* RAW RECORDS *

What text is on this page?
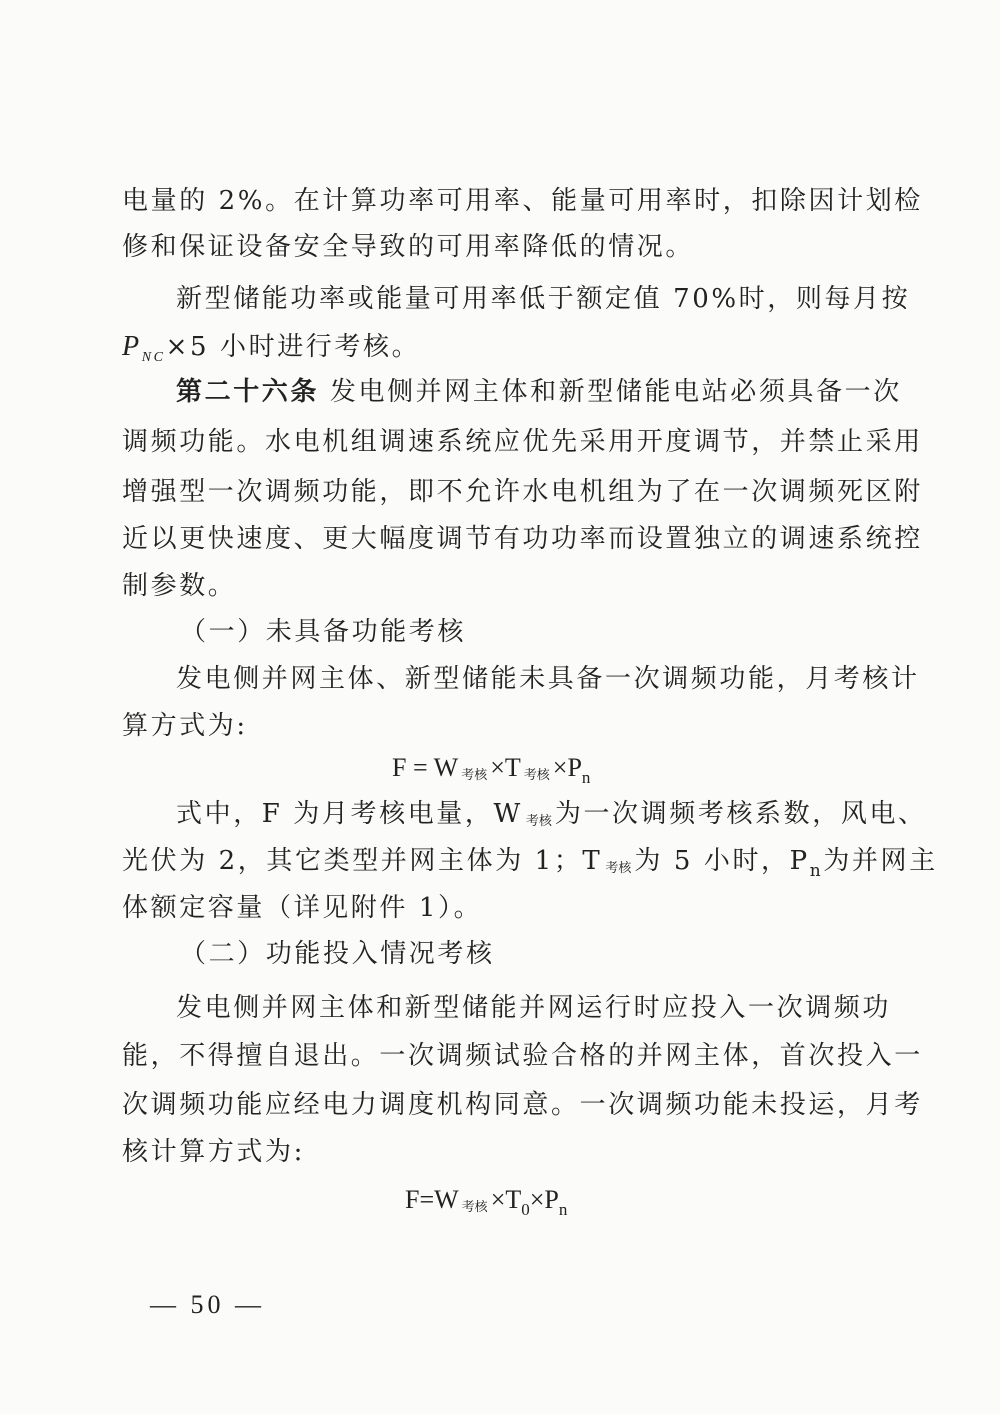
电量的 2%。在计算功率可用率、能量可用率时，扣除因计划检

修和保证设备安全导致的可用率降低的情况。

新型储能功率或能量可用率低于额定值 70%时，则每月按

$P_{NC}\times 5$ 小时进行考核。

第二十六条 发电侧并网主体和新型储能电站必须具备一次

调频功能。水电机组调速系统应优先采用开度调节，并禁止采用

增强型一次调频功能，即不允许水电机组为了在一次调频死区附

近以更快速度、更大幅度调节有功功率而设置独立的调速系统控

制参数。

（一）未具备功能考核

发电侧并网主体、新型储能未具备一次调频功能，月考核计

算方式为:

F = W 考核 ×T 考核 $\times P_n$

式中，F 为月考核电量，W 考核 为一次调频考核系数，风电、

光伏为 2，其它类型并网主体为 1；T 考核 为 5 小时，$P_n$为并网主

体额定容量（详见附件 1）。

（二）功能投入情况考核

发电侧并网主体和新型储能并网运行时应投入一次调频功

能，不得擅自退出。一次调频试验合格的并网主体，首次投入一

次调频功能应经电力调度机构同意。一次调频功能未投运，月考

核计算方式为:

F=W 考核 $\times T_0\times P_n$
— 50 —
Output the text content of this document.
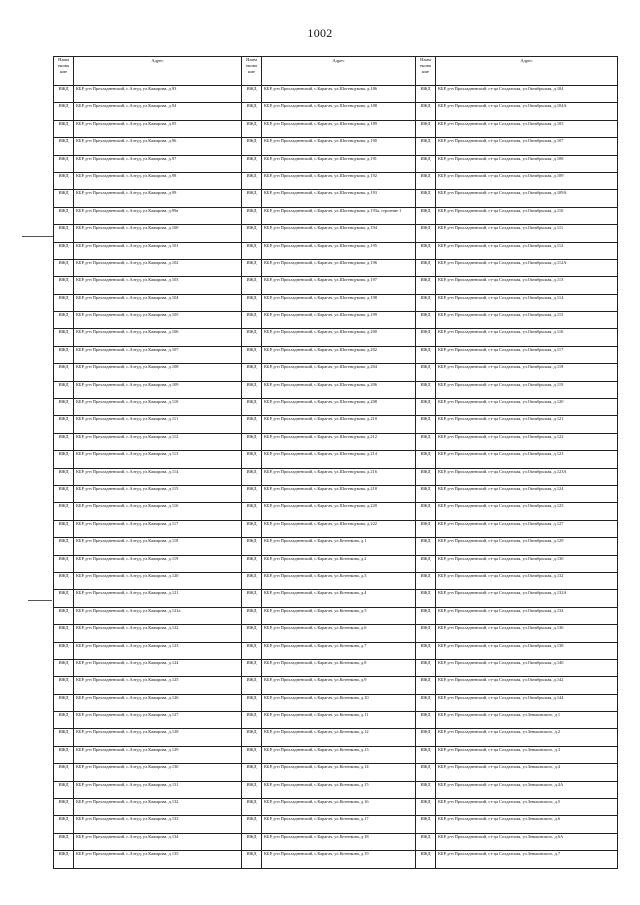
1002
Наим енова ние	Адрес	Наим енова ние	Адрес	Наим енова ние	Адрес
ИЖД	КБР, р-н Прохладненский, с.Алтуд, ул.Кажарова, д.93	ИЖД	КБР, р-н Прохладненский, с.Карагач, ул.Шогенцукова, д.186	ИЖД	КБР, р-н Прохладненский, ст-ца Солдатская, ул.Октябрьская, д.104
ИЖД	КБР, р-н Прохладненский, с.Алтуд, ул.Кажарова, д.94	ИЖД	КБР, р-н Прохладненский, с.Карагач, ул.Шогенцукова, д.188	ИЖД	КБР, р-н Прохладненский, ст-ца Солдатская, ул.Октябрьская, д.104А
ИЖД	КБР, р-н Прохладненский, с.Алтуд, ул.Кажарова, д.95	ИЖД	КБР, р-н Прохладненский, с.Карагач, ул.Шогенцукова, д.189	ИЖД	КБР, р-н Прохладненский, ст-ца Солдатская, ул.Октябрьская, д.105
ИЖД	КБР, р-н Прохладненский, с.Алтуд, ул.Кажарова, д.96	ИЖД	КБР, р-н Прохладненский, с.Карагач, ул.Шогенцукова, д.190	ИЖД	КБР, р-н Прохладненский, ст-ца Солдатская, ул.Октябрьская, д.107
ИЖД	КБР, р-н Прохладненский, с.Алтуд, ул.Кажарова, д.97	ИЖД	КБР, р-н Прохладненский, с.Карагач, ул.Шогенцукова, д.191	ИЖД	КБР, р-н Прохладненский, ст-ца Солдатская, ул.Октябрьская, д.108
ИЖД	КБР, р-н Прохладненский, с.Алтуд, ул.Кажарова, д.98	ИЖД	КБР, р-н Прохладненский, с.Карагач, ул.Шогенцукова, д.192	ИЖД	КБР, р-н Прохладненский, ст-ца Солдатская, ул.Октябрьская, д.109
ИЖД	КБР, р-н Прохладненский, с.Алтуд, ул.Кажарова, д.99	ИЖД	КБР, р-н Прохладненский, с.Карагач, ул.Шогенцукова, д.193	ИЖД	КБР, р-н Прохладненский, ст-ца Солдатская, ул.Октябрьская, д.109А
ИЖД	КБР, р-н Прохладненский, с.Алтуд, ул.Кажарова, д.99а	ИЖД	КБР, р-н Прохладненский, с.Карагач, ул.Шогенцукова, д.193а, строение 1	ИЖД	КБР, р-н Прохладненский, ст-ца Солдатская, ул.Октябрьская, д.110
ИЖД	КБР, р-н Прохладненский, с.Алтуд, ул.Кажарова, д.100	ИЖД	КБР, р-н Прохладненский, с.Карагач, ул.Шогенцукова, д.194	ИЖД	КБР, р-н Прохладненский, ст-ца Солдатская, ул.Октябрьская, д.111
ИЖД	КБР, р-н Прохладненский, с.Алтуд, ул.Кажарова, д.101	ИЖД	КБР, р-н Прохладненский, с.Карагач, ул.Шогенцукова, д.195	ИЖД	КБР, р-н Прохладненский, ст-ца Солдатская, ул.Октябрьская, д.112
ИЖД	КБР, р-н Прохладненский, с.Алтуд, ул.Кажарова, д.102	ИЖД	КБР, р-н Прохладненский, с.Карагач, ул.Шогенцукова, д.196	ИЖД	КБР, р-н Прохладненский, ст-ца Солдатская, ул.Октябрьская, д.112А
ИЖД	КБР, р-н Прохладненский, с.Алтуд, ул.Кажарова, д.103	ИЖД	КБР, р-н Прохладненский, с.Карагач, ул.Шогенцукова, д.197	ИЖД	КБР, р-н Прохладненский, ст-ца Солдатская, ул.Октябрьская, д.113
ИЖД	КБР, р-н Прохладненский, с.Алтуд, ул.Кажарова, д.104	ИЖД	КБР, р-н Прохладненский, с.Карагач, ул.Шогенцукова, д.198	ИЖД	КБР, р-н Прохладненский, ст-ца Солдатская, ул.Октябрьская, д.114
ИЖД	КБР, р-н Прохладненский, с.Алтуд, ул.Кажарова, д.105	ИЖД	КБР, р-н Прохладненский, с.Карагач, ул.Шогенцукова, д.199	ИЖД	КБР, р-н Прохладненский, ст-ца Солдатская, ул.Октябрьская, д.115
ИЖД	КБР, р-н Прохладненский, с.Алтуд, ул.Кажарова, д.106	ИЖД	КБР, р-н Прохладненский, с.Карагач, ул.Шогенцукова, д.200	ИЖД	КБР, р-н Прохладненский, ст-ца Солдатская, ул.Октябрьская, д.116
ИЖД	КБР, р-н Прохладненский, с.Алтуд, ул.Кажарова, д.107	ИЖД	КБР, р-н Прохладненский, с.Карагач, ул.Шогенцукова, д.202	ИЖД	КБР, р-н Прохладненский, ст-ца Солдатская, ул.Октябрьская, д.117
ИЖД	КБР, р-н Прохладненский, с.Алтуд, ул.Кажарова, д.108	ИЖД	КБР, р-н Прохладненский, с.Карагач, ул.Шогенцукова, д.204	ИЖД	КБР, р-н Прохладненский, ст-ца Солдатская, ул.Октябрьская, д.118
ИЖД	КБР, р-н Прохладненский, с.Алтуд, ул.Кажарова, д.109	ИЖД	КБР, р-н Прохладненский, с.Карагач, ул.Шогенцукова, д.206	ИЖД	КБР, р-н Прохладненский, ст-ца Солдатская, ул.Октябрьская, д.119
ИЖД	КБР, р-н Прохладненский, с.Алтуд, ул.Кажарова, д.110	ИЖД	КБР, р-н Прохладненский, с.Карагач, ул.Шогенцукова, д.208	ИЖД	КБР, р-н Прохладненский, ст-ца Солдатская, ул.Октябрьская, д.120
ИЖД	КБР, р-н Прохладненский, с.Алтуд, ул.Кажарова, д.111	ИЖД	КБР, р-н Прохладненский, с.Карагач, ул.Шогенцукова, д.210	ИЖД	КБР, р-н Прохладненский, ст-ца Солдатская, ул.Октябрьская, д.121
ИЖД	КБР, р-н Прохладненский, с.Алтуд, ул.Кажарова, д.112	ИЖД	КБР, р-н Прохладненский, с.Карагач, ул.Шогенцукова, д.212	ИЖД	КБР, р-н Прохладненский, ст-ца Солдатская, ул.Октябрьская, д.122
ИЖД	КБР, р-н Прохладненский, с.Алтуд, ул.Кажарова, д.113	ИЖД	КБР, р-н Прохладненский, с.Карагач, ул.Шогенцукова, д.214	ИЖД	КБР, р-н Прохладненский, ст-ца Солдатская, ул.Октябрьская, д.123
ИЖД	КБР, р-н Прохладненский, с.Алтуд, ул.Кажарова, д.114	ИЖД	КБР, р-н Прохладненский, с.Карагач, ул.Шогенцукова, д.216	ИЖД	КБР, р-н Прохладненский, ст-ца Солдатская, ул.Октябрьская, д.123А
ИЖД	КБР, р-н Прохладненский, с.Алтуд, ул.Кажарова, д.115	ИЖД	КБР, р-н Прохладненский, с.Карагач, ул.Шогенцукова, д.218	ИЖД	КБР, р-н Прохладненский, ст-ца Солдатская, ул.Октябрьская, д.124
ИЖД	КБР, р-н Прохладненский, с.Алтуд, ул.Кажарова, д.116	ИЖД	КБР, р-н Прохладненский, с.Карагач, ул.Шогенцукова, д.220	ИЖД	КБР, р-н Прохладненский, ст-ца Солдатская, ул.Октябрьская, д.125
ИЖД	КБР, р-н Прохладненский, с.Алтуд, ул.Кажарова, д.117	ИЖД	КБР, р-н Прохладненский, с.Карагач, ул.Шогенцукова, д.222	ИЖД	КБР, р-н Прохладненский, ст-ца Солдатская, ул.Октябрьская, д.127
ИЖД	КБР, р-н Прохладненский, с.Алтуд, ул.Кажарова, д.118	ИЖД	КБР, р-н Прохладненский, с.Карагач, ул.Котенкова, д.1	ИЖД	КБР, р-н Прохладненский, ст-ца Солдатская, ул.Октябрьская, д.129
ИЖД	КБР, р-н Прохладненский, с.Алтуд, ул.Кажарова, д.119	ИЖД	КБР, р-н Прохладненский, с.Карагач, ул.Котенкова, д.2	ИЖД	КБР, р-н Прохладненский, ст-ца Солдатская, ул.Октябрьская, д.130
ИЖД	КБР, р-н Прохладненский, с.Алтуд, ул.Кажарова, д.120	ИЖД	КБР, р-н Прохладненский, с.Карагач, ул.Котенкова, д.3	ИЖД	КБР, р-н Прохладненский, ст-ца Солдатская, ул.Октябрьская, д.132
ИЖД	КБР, р-н Прохладненский, с.Алтуд, ул.Кажарова, д.121	ИЖД	КБР, р-н Прохладненский, с.Карагач, ул.Котенкова, д.4	ИЖД	КБР, р-н Прохладненский, ст-ца Солдатская, ул.Октябрьская, д.132А
ИЖД	КБР, р-н Прохладненский, с.Алтуд, ул.Кажарова, д.121а	ИЖД	КБР, р-н Прохладненский, с.Карагач, ул.Котенкова, д.5	ИЖД	КБР, р-н Прохладненский, ст-ца Солдатская, ул.Октябрьская, д.134
ИЖД	КБР, р-н Прохладненский, с.Алтуд, ул.Кажарова, д.122	ИЖД	КБР, р-н Прохладненский, с.Карагач, ул.Котенкова, д.6	ИЖД	КБР, р-н Прохладненский, ст-ца Солдатская, ул.Октябрьская, д.136
ИЖД	КБР, р-н Прохладненский, с.Алтуд, ул.Кажарова, д.123	ИЖД	КБР, р-н Прохладненский, с.Карагач, ул.Котенкова, д.7	ИЖД	КБР, р-н Прохладненский, ст-ца Солдатская, ул.Октябрьская, д.138
ИЖД	КБР, р-н Прохладненский, с.Алтуд, ул.Кажарова, д.124	ИЖД	КБР, р-н Прохладненский, с.Карагач, ул.Котенкова, д.8	ИЖД	КБР, р-н Прохладненский, ст-ца Солдатская, ул.Октябрьская, д.140
ИЖД	КБР, р-н Прохладненский, с.Алтуд, ул.Кажарова, д.125	ИЖД	КБР, р-н Прохладненский, с.Карагач, ул.Котенкова, д.9	ИЖД	КБР, р-н Прохладненский, ст-ца Солдатская, ул.Октябрьская, д.142
ИЖД	КБР, р-н Прохладненский, с.Алтуд, ул.Кажарова, д.126	ИЖД	КБР, р-н Прохладненский, с.Карагач, ул.Котенкова, д.10	ИЖД	КБР, р-н Прохладненский, ст-ца Солдатская, ул.Октябрьская, д.144
ИЖД	КБР, р-н Прохладненский, с.Алтуд, ул.Кажарова, д.127	ИЖД	КБР, р-н Прохладненский, с.Карагач, ул.Котенкова, д.11	ИЖД	КБР, р-н Прохладненский, ст-ца Солдатская, ул.Зеньковского, д.1
ИЖД	КБР, р-н Прохладненский, с.Алтуд, ул.Кажарова, д.128	ИЖД	КБР, р-н Прохладненский, с.Карагач, ул.Котенкова, д.12	ИЖД	КБР, р-н Прохладненский, ст-ца Солдатская, ул.Зеньковского, д.2
ИЖД	КБР, р-н Прохладненский, с.Алтуд, ул.Кажарова, д.129	ИЖД	КБР, р-н Прохладненский, с.Карагач, ул.Котенкова, д.13	ИЖД	КБР, р-н Прохладненский, ст-ца Солдатская, ул.Зеньковского, д.3
ИЖД	КБР, р-н Прохладненский, с.Алтуд, ул.Кажарова, д.130	ИЖД	КБР, р-н Прохладненский, с.Карагач, ул.Котенкова, д.14	ИЖД	КБР, р-н Прохладненский, ст-ца Солдатская, ул.Зеньковского, д.4
ИЖД	КБР, р-н Прохладненский, с.Алтуд, ул.Кажарова, д.131	ИЖД	КБР, р-н Прохладненский, с.Карагач, ул.Котенкова, д.15	ИЖД	КБР, р-н Прохладненский, ст-ца Солдатская, ул.Зеньковского, д.4А
ИЖД	КБР, р-н Прохладненский, с.Алтуд, ул.Кажарова, д.132	ИЖД	КБР, р-н Прохладненский, с.Карагач, ул.Котенкова, д.16	ИЖД	КБР, р-н Прохладненский, ст-ца Солдатская, ул.Зеньковского, д.5
ИЖД	КБР, р-н Прохладненский, с.Алтуд, ул.Кажарова, д.133	ИЖД	КБР, р-н Прохладненский, с.Карагач, ул.Котенкова, д.17	ИЖД	КБР, р-н Прохладненский, ст-ца Солдатская, ул.Зеньковского, д.6
ИЖД	КБР, р-н Прохладненский, с.Алтуд, ул.Кажарова, д.134	ИЖД	КБР, р-н Прохладненский, с.Карагач, ул.Котенкова, д.18	ИЖД	КБР, р-н Прохладненский, ст-ца Солдатская, ул.Зеньковского, д.6А
ИЖД	КБР, р-н Прохладненский, с.Алтуд, ул.Кажарова, д.135	ИЖД	КБР, р-н Прохладненский, с.Карагач, ул.Котенкова, д.19	ИЖД	КБР, р-н Прохладненский, ст-ца Солдатская, ул.Зеньковского, д.7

* WHAT IS REQUIRED *
Scan the material above for the string "this" and report each line where you find it.

* WRITTEN SOLUTION *
What text is on this page?
Output the text content of this document.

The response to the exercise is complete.